- **Exercise instructions**:
Show all lines of the listing that hold the word "text".

--*--

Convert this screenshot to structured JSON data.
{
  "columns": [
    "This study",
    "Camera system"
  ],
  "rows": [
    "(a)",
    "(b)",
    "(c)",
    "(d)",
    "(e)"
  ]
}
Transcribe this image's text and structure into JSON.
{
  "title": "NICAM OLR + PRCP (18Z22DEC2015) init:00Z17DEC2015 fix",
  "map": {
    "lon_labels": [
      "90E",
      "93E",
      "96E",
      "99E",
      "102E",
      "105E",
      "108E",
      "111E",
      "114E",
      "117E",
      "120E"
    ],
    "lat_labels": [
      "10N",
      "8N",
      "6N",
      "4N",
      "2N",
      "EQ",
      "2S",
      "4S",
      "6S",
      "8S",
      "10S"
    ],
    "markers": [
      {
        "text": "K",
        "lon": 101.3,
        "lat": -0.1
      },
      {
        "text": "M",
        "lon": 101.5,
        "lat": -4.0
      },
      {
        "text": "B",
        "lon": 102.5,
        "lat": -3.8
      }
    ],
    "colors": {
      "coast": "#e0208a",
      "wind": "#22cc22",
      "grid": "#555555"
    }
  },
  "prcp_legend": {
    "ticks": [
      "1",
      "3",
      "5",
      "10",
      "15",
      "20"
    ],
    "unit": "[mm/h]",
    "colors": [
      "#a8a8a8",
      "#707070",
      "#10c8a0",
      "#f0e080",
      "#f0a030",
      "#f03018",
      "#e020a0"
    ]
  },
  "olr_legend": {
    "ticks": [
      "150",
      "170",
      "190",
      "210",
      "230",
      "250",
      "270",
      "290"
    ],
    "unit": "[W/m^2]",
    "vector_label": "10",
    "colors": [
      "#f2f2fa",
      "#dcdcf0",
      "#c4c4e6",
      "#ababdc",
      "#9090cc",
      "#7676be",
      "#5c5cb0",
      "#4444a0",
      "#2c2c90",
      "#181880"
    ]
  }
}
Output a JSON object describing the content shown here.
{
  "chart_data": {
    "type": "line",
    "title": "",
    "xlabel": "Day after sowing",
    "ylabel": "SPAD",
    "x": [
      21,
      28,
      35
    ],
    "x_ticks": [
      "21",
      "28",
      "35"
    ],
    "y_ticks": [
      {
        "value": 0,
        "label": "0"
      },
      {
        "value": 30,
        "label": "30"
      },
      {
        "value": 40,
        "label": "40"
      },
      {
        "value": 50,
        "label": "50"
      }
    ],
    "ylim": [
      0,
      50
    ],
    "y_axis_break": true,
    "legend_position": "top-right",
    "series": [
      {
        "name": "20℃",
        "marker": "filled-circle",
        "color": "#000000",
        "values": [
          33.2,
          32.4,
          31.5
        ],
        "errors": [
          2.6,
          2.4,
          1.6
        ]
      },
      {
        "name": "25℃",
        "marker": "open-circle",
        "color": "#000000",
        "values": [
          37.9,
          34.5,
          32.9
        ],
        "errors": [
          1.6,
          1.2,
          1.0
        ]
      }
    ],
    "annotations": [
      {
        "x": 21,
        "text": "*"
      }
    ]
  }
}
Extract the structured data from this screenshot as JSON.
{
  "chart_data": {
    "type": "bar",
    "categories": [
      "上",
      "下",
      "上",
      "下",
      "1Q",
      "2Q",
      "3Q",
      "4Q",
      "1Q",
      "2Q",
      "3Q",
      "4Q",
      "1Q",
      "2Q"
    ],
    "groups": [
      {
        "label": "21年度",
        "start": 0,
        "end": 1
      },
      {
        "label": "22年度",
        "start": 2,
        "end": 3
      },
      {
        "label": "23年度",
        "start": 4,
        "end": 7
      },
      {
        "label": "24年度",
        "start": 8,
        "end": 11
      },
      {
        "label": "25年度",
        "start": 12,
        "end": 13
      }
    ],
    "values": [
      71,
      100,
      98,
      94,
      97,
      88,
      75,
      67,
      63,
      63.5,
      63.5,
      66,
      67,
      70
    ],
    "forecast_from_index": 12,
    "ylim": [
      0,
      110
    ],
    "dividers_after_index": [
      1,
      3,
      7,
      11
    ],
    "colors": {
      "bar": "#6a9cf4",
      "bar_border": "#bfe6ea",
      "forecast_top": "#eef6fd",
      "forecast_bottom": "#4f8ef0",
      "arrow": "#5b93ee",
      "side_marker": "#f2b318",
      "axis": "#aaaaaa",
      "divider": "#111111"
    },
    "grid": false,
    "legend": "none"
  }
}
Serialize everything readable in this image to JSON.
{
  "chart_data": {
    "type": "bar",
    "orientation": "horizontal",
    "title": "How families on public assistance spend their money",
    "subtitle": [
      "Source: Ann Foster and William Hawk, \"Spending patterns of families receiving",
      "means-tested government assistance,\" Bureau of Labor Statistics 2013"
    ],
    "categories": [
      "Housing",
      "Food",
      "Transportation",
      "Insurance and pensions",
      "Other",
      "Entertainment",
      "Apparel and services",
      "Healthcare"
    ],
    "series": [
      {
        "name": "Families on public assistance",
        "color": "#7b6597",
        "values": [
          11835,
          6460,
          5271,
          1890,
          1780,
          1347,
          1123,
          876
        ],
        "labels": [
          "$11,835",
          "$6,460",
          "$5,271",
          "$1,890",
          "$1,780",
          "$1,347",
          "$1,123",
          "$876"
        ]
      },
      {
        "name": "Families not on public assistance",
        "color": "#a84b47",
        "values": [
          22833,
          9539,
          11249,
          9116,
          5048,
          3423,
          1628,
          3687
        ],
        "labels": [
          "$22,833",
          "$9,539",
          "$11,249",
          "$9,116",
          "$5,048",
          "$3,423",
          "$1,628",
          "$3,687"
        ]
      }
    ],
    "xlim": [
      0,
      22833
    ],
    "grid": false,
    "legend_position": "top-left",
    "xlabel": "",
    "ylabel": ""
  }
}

--*--

- **Result**:
Transcribe this image's text and structure into JSON.
        "text": "K",
        "text": "M",
        "text": "B",
        "text": "*"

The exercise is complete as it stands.